*Records shown*.
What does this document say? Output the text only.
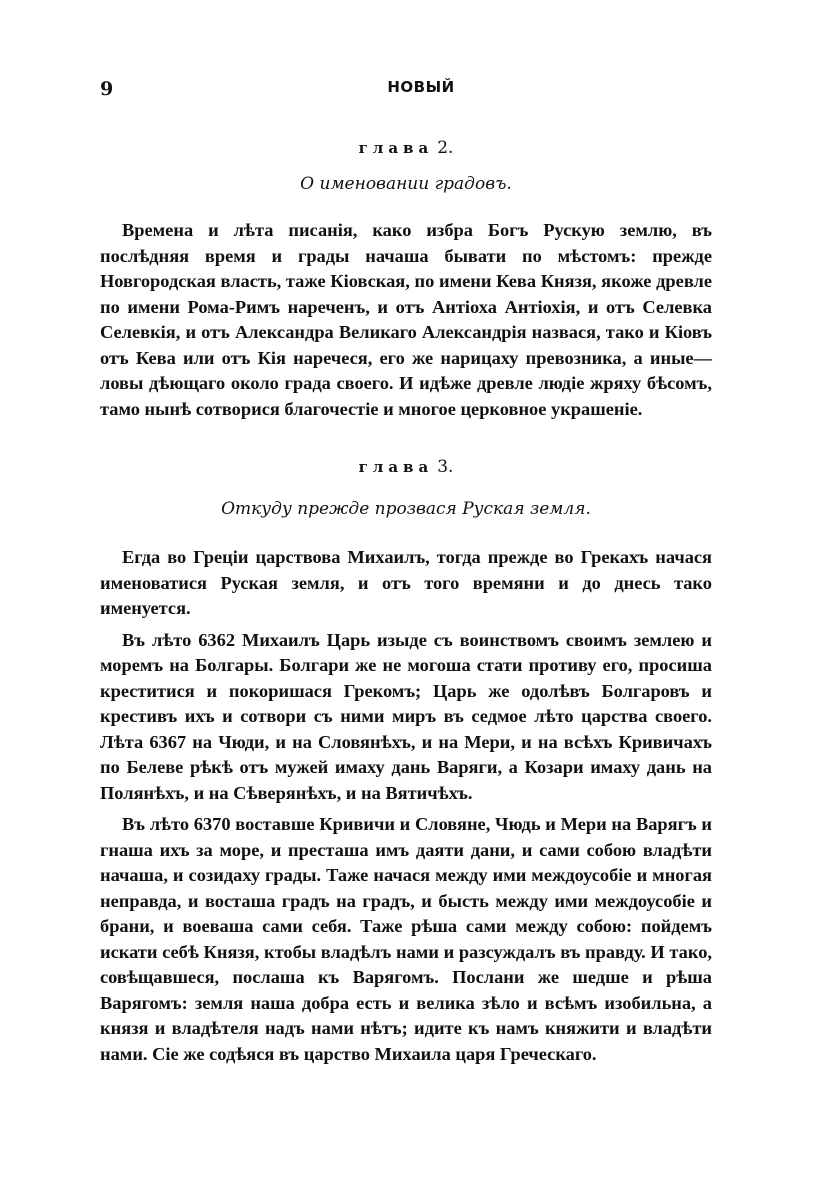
9	НОВЫЙ
глава 2.
О именовании градовъ.

Времена и лѣта писанія, како избра Богъ Рускую землю, въ послѣдняя время и грады начаша бывати по мѣстомъ: прежде Новгородская власть, таже Кіовская, по имени Кева Князя, якоже древле по имени Рома-Римъ нареченъ, и отъ Антіоха Антіохія, и отъ Селевка Селевкія, и отъ Александра Великаго Александрія назвася, тако и Кіовъ отъ Кева или отъ Кія наречеся, его же нарицаху превозника, а иные—ловы дѣющаго около града своего. И идѣже древле людіе жряху бѣсомъ, тамо нынѣ сотворися благочестіе и многое церковное украшеніе.

глава 3.
Откуду прежде прозвася Руская земля.

Егда во Греціи царствова Михаилъ, тогда прежде во Грекахъ начася именоватися Руская земля, и отъ того времяни и до днесь тако именуется.

Въ лѣто 6362 Михаилъ Царь изыде съ воинствомъ своимъ землею и моремъ на Болгары. Болгари же не могоша стати противу его, просиша креститися и покоришася Грекомъ; Царь же одолѣвъ Болгаровъ и крестивъ ихъ и сотвори съ ними миръ въ седмое лѣто царства своего. Лѣта 6367 на Чюди, и на Словянѣхъ, и на Мери, и на всѣхъ Кривичахъ по Белеве рѣкѣ отъ мужей имаху дань Варяги, а Козари имаху дань на Полянѣхъ, и на Сѣверянѣхъ, и на Вятичѣхъ.

Въ лѣто 6370 воставше Кривичи и Словяне, Чюдь и Мери на Варягъ и гнаша ихъ за море, и престаша имъ даяти дани, и сами собою владѣти начаша, и созидаху грады. Таже начася между ими междоусобіе и многая неправда, и восташа градъ на градъ, и бысть между ими междоусобіе и брани, и воеваша сами себя. Таже рѣша сами между собою: пойдемъ искати себѣ Князя, ктобы владѣлъ нами и разсуждалъ въ правду. И тако, совѣщавшеся, послаша къ Варягомъ. Послани же шедше и рѣша Варягомъ: земля наша добра есть и велика зѣло и всѣмъ изобильна, а князя и владѣтеля надъ нами нѣтъ; идите къ намъ княжити и владѣти нами. Сіе же содѣяся въ царство Михаила царя Греческаго.
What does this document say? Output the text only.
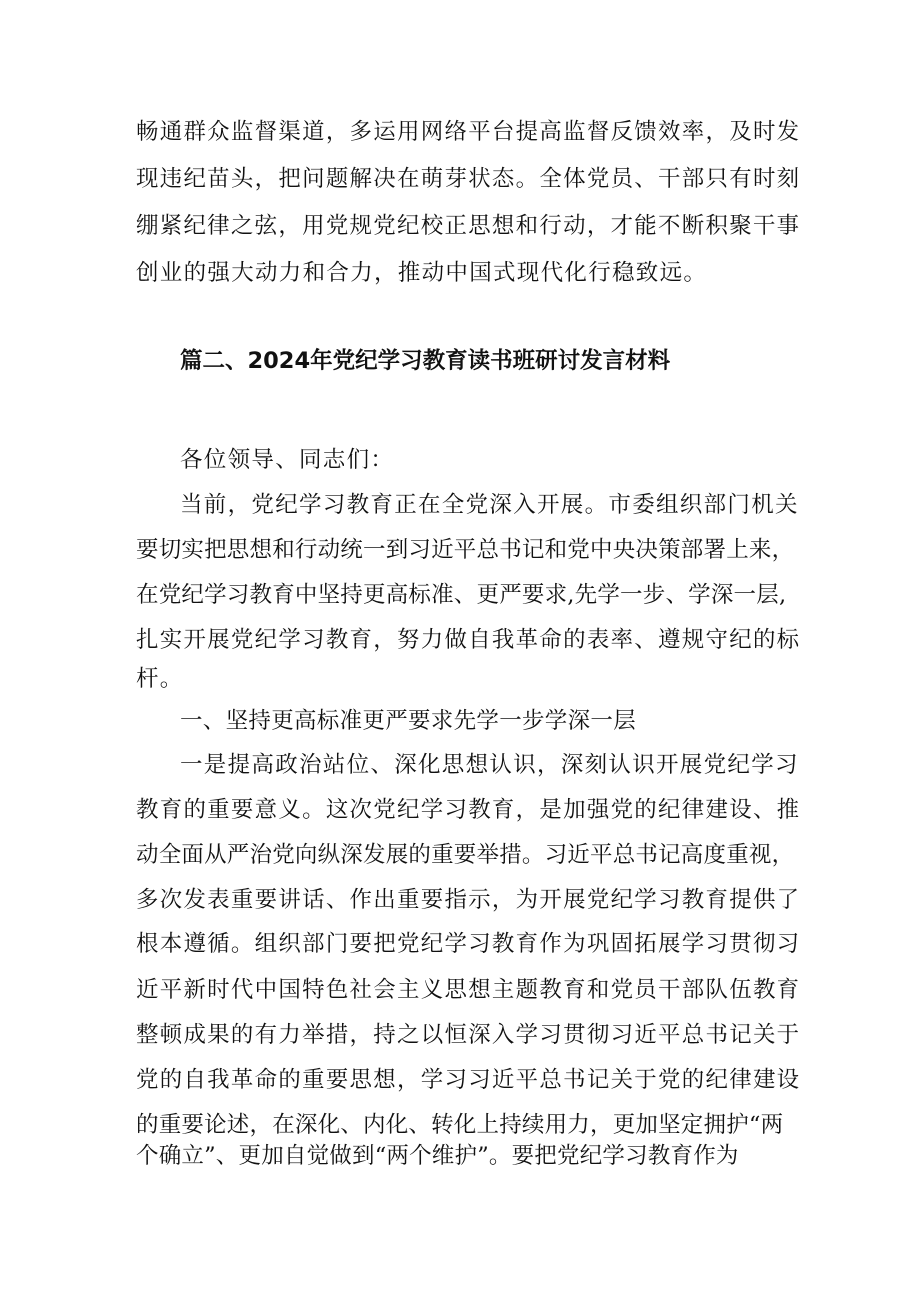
畅通群众监督渠道，多运用网络平台提高监督反馈效率，及时发
现违纪苗头，把问题解决在萌芽状态。全体党员、干部只有时刻
绷紧纪律之弦，用党规党纪校正思想和行动，才能不断积聚干事
创业的强大动力和合力，推动中国式现代化行稳致远。
篇二、2024年党纪学习教育读书班研讨发言材料
各位领导、同志们：
当前，党纪学习教育正在全党深入开展。市委组织部门机关
要切实把思想和行动统一到习近平总书记和党中央决策部署上来，
在党纪学习教育中坚持更高标准、更严要求,先学一步、学深一层,
扎实开展党纪学习教育，努力做自我革命的表率、遵规守纪的标
杆。
一、坚持更高标准更严要求先学一步学深一层
一是提高政治站位、深化思想认识，深刻认识开展党纪学习
教育的重要意义。这次党纪学习教育，是加强党的纪律建设、推
动全面从严治党向纵深发展的重要举措。习近平总书记高度重视，
多次发表重要讲话、作出重要指示，为开展党纪学习教育提供了
根本遵循。组织部门要把党纪学习教育作为巩固拓展学习贯彻习
近平新时代中国特色社会主义思想主题教育和党员干部队伍教育
整顿成果的有力举措，持之以恒深入学习贯彻习近平总书记关于
党的自我革命的重要思想，学习习近平总书记关于党的纪律建设
的重要论述，在深化、内化、转化上持续用力，更加坚定拥护“两
个确立”、更加自觉做到“两个维护”。要把党纪学习教育作为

*Exercise instructions*. Go through the lines above. Select every one that has the string "Князя".

*Full response*.
Времена и лѣта писанія, како избра Богъ Рускую землю, въ послѣдняя время и грады начаша бывати по мѣстомъ: прежде Новгородская власть, таже Кіовская, по имени Кева Князя, якоже древле по имени Рома-Римъ нареченъ, и отъ Антіоха Антіохія, и отъ Селевка Селевкія, и отъ Александра Великаго Александрія назвася, тако и Кіовъ отъ Кева или отъ Кія наречеся, его же нарицаху превозника, а иные—ловы дѣющаго около града своего. И идѣже древле людіе жряху бѣсомъ, тамо нынѣ сотворися благочестіе и многое церковное украшеніе.
Въ лѣто 6370 воставше Кривичи и Словяне, Чюдь и Мери на Варягъ и гнаша ихъ за море, и престаша имъ даяти дани, и сами собою владѣти начаша, и созидаху грады. Таже начася между ими междоусобіе и многая неправда, и восташа градъ на градъ, и бысть между ими междоусобіе и брани, и воеваша сами себя. Таже рѣша сами между собою: пойдемъ искати себѣ Князя, ктобы владѣлъ нами и разсуждалъ въ правду. И тако, совѣщавшеся, послаша къ Варягомъ. Послани же шедше и рѣша Варягомъ: земля наша добра есть и велика зѣло и всѣмъ изобильна, а князя и владѣтеля надъ нами нѣтъ; идите къ намъ княжити и владѣти нами. Сіе же содѣяся въ царство Михаила царя Греческаго.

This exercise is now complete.